Goal of the exercise> Reproduce every entry exactly.

Entries>

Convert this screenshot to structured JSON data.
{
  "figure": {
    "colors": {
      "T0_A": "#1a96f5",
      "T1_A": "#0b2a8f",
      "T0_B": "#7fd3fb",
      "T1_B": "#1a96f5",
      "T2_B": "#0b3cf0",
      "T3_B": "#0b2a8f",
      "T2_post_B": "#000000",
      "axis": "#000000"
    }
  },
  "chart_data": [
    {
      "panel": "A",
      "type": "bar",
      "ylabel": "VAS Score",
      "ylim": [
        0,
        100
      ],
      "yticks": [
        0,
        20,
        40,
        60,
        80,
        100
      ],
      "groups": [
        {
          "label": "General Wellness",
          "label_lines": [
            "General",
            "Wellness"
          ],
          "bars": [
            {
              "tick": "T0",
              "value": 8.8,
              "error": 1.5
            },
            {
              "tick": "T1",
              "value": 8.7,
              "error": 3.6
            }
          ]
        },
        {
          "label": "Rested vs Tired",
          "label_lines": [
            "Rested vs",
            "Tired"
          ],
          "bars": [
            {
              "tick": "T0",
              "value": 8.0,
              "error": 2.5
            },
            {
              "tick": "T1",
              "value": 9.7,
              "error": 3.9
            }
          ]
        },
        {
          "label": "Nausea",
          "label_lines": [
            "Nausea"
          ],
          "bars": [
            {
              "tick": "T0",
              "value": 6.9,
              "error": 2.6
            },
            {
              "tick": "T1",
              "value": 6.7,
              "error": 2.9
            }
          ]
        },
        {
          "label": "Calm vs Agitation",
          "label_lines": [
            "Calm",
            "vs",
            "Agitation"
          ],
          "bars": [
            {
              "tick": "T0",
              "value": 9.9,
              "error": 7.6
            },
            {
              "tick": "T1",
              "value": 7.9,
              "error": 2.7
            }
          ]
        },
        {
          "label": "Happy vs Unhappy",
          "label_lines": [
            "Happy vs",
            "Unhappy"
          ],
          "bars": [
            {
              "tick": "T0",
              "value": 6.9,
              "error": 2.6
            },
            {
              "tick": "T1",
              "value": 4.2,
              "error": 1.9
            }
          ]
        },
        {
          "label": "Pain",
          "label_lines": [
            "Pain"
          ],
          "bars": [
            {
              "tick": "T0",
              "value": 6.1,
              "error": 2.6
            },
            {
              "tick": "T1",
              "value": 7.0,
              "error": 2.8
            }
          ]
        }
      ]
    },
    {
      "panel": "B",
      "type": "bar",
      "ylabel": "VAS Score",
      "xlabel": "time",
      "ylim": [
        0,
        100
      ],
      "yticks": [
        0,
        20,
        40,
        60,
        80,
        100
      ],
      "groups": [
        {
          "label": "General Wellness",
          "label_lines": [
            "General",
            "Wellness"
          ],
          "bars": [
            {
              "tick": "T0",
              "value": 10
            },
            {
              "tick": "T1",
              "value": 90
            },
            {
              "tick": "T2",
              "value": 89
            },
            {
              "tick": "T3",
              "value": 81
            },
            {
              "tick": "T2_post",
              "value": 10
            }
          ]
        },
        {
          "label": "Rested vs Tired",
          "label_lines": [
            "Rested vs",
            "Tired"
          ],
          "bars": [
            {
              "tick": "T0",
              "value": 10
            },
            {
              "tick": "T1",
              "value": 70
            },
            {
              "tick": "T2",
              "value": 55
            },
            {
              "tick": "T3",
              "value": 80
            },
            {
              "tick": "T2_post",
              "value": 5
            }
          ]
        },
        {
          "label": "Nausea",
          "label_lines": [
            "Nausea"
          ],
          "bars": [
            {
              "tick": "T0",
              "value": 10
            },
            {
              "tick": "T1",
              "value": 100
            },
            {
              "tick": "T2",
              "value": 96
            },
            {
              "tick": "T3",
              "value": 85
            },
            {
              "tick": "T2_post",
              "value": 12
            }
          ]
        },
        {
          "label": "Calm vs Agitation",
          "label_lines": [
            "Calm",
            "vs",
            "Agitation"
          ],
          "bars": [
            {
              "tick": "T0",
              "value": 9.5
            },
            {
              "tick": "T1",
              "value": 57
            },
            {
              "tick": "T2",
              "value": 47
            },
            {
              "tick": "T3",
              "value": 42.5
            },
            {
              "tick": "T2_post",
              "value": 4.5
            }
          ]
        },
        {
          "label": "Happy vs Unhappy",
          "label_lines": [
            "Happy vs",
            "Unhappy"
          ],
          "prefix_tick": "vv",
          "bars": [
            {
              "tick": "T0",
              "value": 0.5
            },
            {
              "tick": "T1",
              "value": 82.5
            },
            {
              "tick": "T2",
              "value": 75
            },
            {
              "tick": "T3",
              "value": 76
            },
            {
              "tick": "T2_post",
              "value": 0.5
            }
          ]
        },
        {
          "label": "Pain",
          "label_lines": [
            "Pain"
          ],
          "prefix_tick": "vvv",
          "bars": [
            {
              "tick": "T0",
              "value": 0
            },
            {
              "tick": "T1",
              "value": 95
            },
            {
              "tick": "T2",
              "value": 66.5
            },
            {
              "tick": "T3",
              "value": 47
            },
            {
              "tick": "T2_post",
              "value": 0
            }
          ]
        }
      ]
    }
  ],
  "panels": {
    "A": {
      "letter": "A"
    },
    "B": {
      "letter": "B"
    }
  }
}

Task result>
Convert this screenshot to structured JSON data.
{
  "figure": {
    "colors": {
      "T0_A": "#1a96f5",
      "T1_A": "#0b2a8f",
      "T0_B": "#7fd3fb",
      "T1_B": "#1a96f5",
      "T2_B": "#0b3cf0",
      "T3_B": "#0b2a8f",
      "T2_post_B": "#000000",
      "axis": "#000000"
    }
  },
  "chart_data": [
    {
      "panel": "A",
      "type": "bar",
      "ylabel": "VAS Score",
      "ylim": [
        0,
        100
      ],
      "yticks": [
        0,
        20,
        40,
        60,
        80,
        100
      ],
      "groups": [
        {
          "label": "General Wellness",
          "label_lines": [
            "General",
            "Wellness"
          ],
          "bars": [
            {
              "tick": "T0",
              "value": 8.8,
              "error": 1.5
            },
            {
              "tick": "T1",
              "value": 8.7,
              "error": 3.6
            }
          ]
        },
        {
          "label": "Rested vs Tired",
          "label_lines": [
            "Rested vs",
            "Tired"
          ],
          "bars": [
            {
              "tick": "T0",
              "value": 8.0,
              "error": 2.5
            },
            {
              "tick": "T1",
              "value": 9.7,
              "error": 3.9
            }
          ]
        },
        {
          "label": "Nausea",
          "label_lines": [
            "Nausea"
          ],
          "bars": [
            {
              "tick": "T0",
              "value": 6.9,
              "error": 2.6
            },
            {
              "tick": "T1",
              "value": 6.7,
              "error": 2.9
            }
          ]
        },
        {
          "label": "Calm vs Agitation",
          "label_lines": [
            "Calm",
            "vs",
            "Agitation"
          ],
          "bars": [
            {
              "tick": "T0",
              "value": 9.9,
              "error": 7.6
            },
            {
              "tick": "T1",
              "value": 7.9,
              "error": 2.7
            }
          ]
        },
        {
          "label": "Happy vs Unhappy",
          "label_lines": [
            "Happy vs",
            "Unhappy"
          ],
          "bars": [
            {
              "tick": "T0",
              "value": 6.9,
              "error": 2.6
            },
            {
              "tick": "T1",
              "value": 4.2,
              "error": 1.9
            }
          ]
        },
        {
          "label": "Pain",
          "label_lines": [
            "Pain"
          ],
          "bars": [
            {
              "tick": "T0",
              "value": 6.1,
              "error": 2.6
            },
            {
              "tick": "T1",
              "value": 7.0,
              "error": 2.8
            }
          ]
        }
      ]
    },
    {
      "panel": "B",
      "type": "bar",
      "ylabel": "VAS Score",
      "xlabel": "time",
      "ylim": [
        0,
        100
      ],
      "yticks": [
        0,
        20,
        40,
        60,
        80,
        100
      ],
      "groups": [
        {
          "label": "General Wellness",
          "label_lines": [
            "General",
            "Wellness"
          ],
          "bars": [
            {
              "tick": "T0",
              "value": 10
            },
            {
              "tick": "T1",
              "value": 90
            },
            {
              "tick": "T2",
              "value": 89
            },
            {
              "tick": "T3",
              "value": 81
            },
            {
              "tick": "T2_post",
              "value": 10
            }
          ]
        },
        {
          "label": "Rested vs Tired",
          "label_lines": [
            "Rested vs",
            "Tired"
          ],
          "bars": [
            {
              "tick": "T0",
              "value": 10
            },
            {
              "tick": "T1",
              "value": 70
            },
            {
              "tick": "T2",
              "value": 55
            },
            {
              "tick": "T3",
              "value": 80
            },
            {
              "tick": "T2_post",
              "value": 5
            }
          ]
        },
        {
          "label": "Nausea",
          "label_lines": [
            "Nausea"
          ],
          "bars": [
            {
              "tick": "T0",
              "value": 10
            },
            {
              "tick": "T1",
              "value": 100
            },
            {
              "tick": "T2",
              "value": 96
            },
            {
              "tick": "T3",
              "value": 85
            },
            {
              "tick": "T2_post",
              "value": 12
            }
          ]
        },
        {
          "label": "Calm vs Agitation",
          "label_lines": [
            "Calm",
            "vs",
            "Agitation"
          ],
          "bars": [
            {
              "tick": "T0",
              "value": 9.5
            },
            {
              "tick": "T1",
              "value": 57
            },
            {
              "tick": "T2",
              "value": 47
            },
            {
              "tick": "T3",
              "value": 42.5
            },
            {
              "tick": "T2_post",
              "value": 4.5
            }
          ]
        },
        {
          "label": "Happy vs Unhappy",
          "label_lines": [
            "Happy vs",
            "Unhappy"
          ],
          "prefix_tick": "vv",
          "bars": [
            {
              "tick": "T0",
              "value": 0.5
            },
            {
              "tick": "T1",
              "value": 82.5
            },
            {
              "tick": "T2",
              "value": 75
            },
            {
              "tick": "T3",
              "value": 76
            },
            {
              "tick": "T2_post",
              "value": 0.5
            }
          ]
        },
        {
          "label": "Pain",
          "label_lines": [
            "Pain"
          ],
          "prefix_tick": "vvv",
          "bars": [
            {
              "tick": "T0",
              "value": 0
            },
            {
              "tick": "T1",
              "value": 95
            },
            {
              "tick": "T2",
              "value": 66.5
            },
            {
              "tick": "T3",
              "value": 47
            },
            {
              "tick": "T2_post",
              "value": 0
            }
          ]
        }
      ]
    }
  ],
  "panels": {
    "A": {
      "letter": "A"
    },
    "B": {
      "letter": "B"
    }
  }
}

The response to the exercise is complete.